• _DIRECTIVES_:
A – Answer these questions from the review requests notebook below:
(i) What date format must be used to comply with the API?
(ii) By default, what is the maximum number of results returned in a chunk?
(iii) Which field of the response holds the URL for the next chunk of results?
B – List every module named in the import statements of the review requests notebook below.

• _SOURCE DOCUMENT_:
## Review Requests Notebook

The code below is a series of experiments agains the RB REST API.

The API is documented [here](https://www.reviewboard.org/docs/manual/2.5/webapi/2.0/resources/review-request-list/)

### Imports

In [4]:
from __future__ import print_function
          
import json
import requests
import sys

# Hack to import our code from the Notebook
sys.path.insert(0, '..')

from datastore.reviews_db import Reviews
from rb_etl.fetcher import ReviewFetcher

### Fetching the list of RRs from a given date

The date format must be in `yyyy-mm-dd` format to comply with the API.

The `max-results` chunks the response (by default, the max is 25 returned results), while the returned `total_results` gives the total count from the query.

In the `links` field of the response, there is also the URL for the `next` chunk of results: we don't use it here, but in the code this would be useful to paginate requests.

• _DATASET EXTRACT_:
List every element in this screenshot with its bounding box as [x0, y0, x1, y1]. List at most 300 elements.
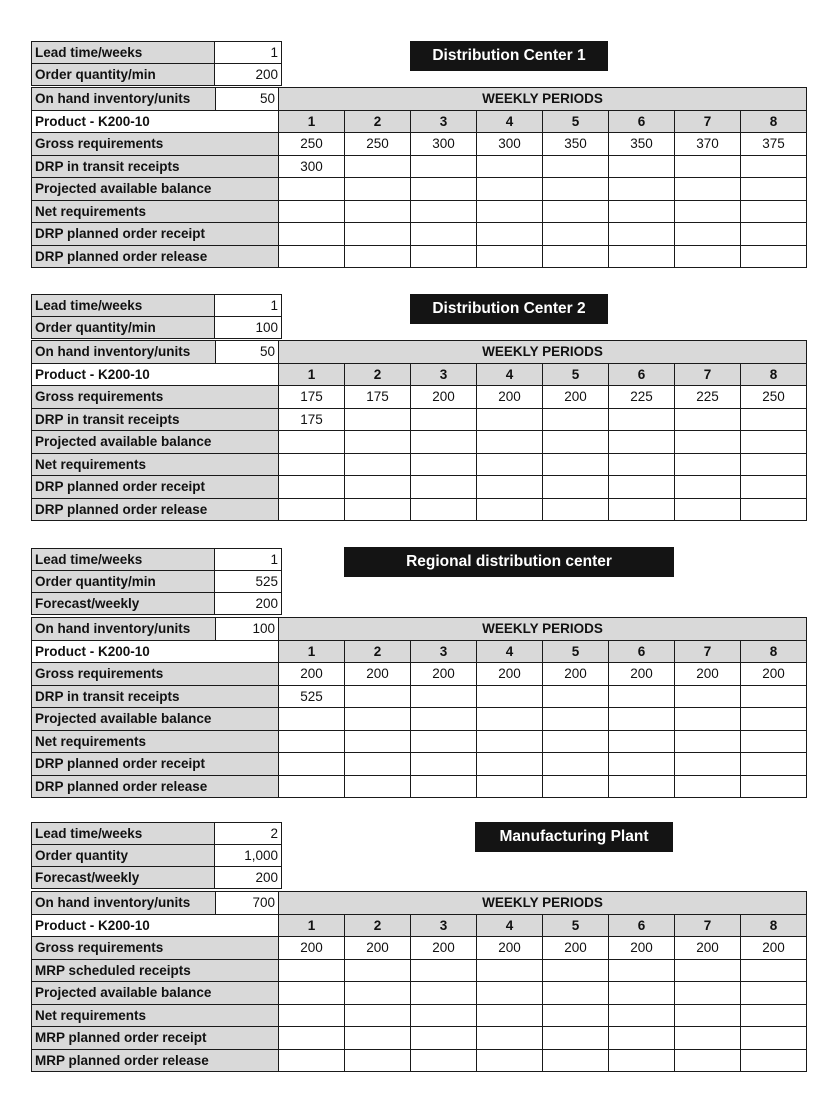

• _ANSWERS PER TASK_:
A –
(i) `yyyy-mm-dd`
(ii) 25
(iii) The `links` field

B –
- `__future__`
- `json`
- `requests`
- `sys`
- `datastore.reviews_db`
- `rb_etl.fetcher`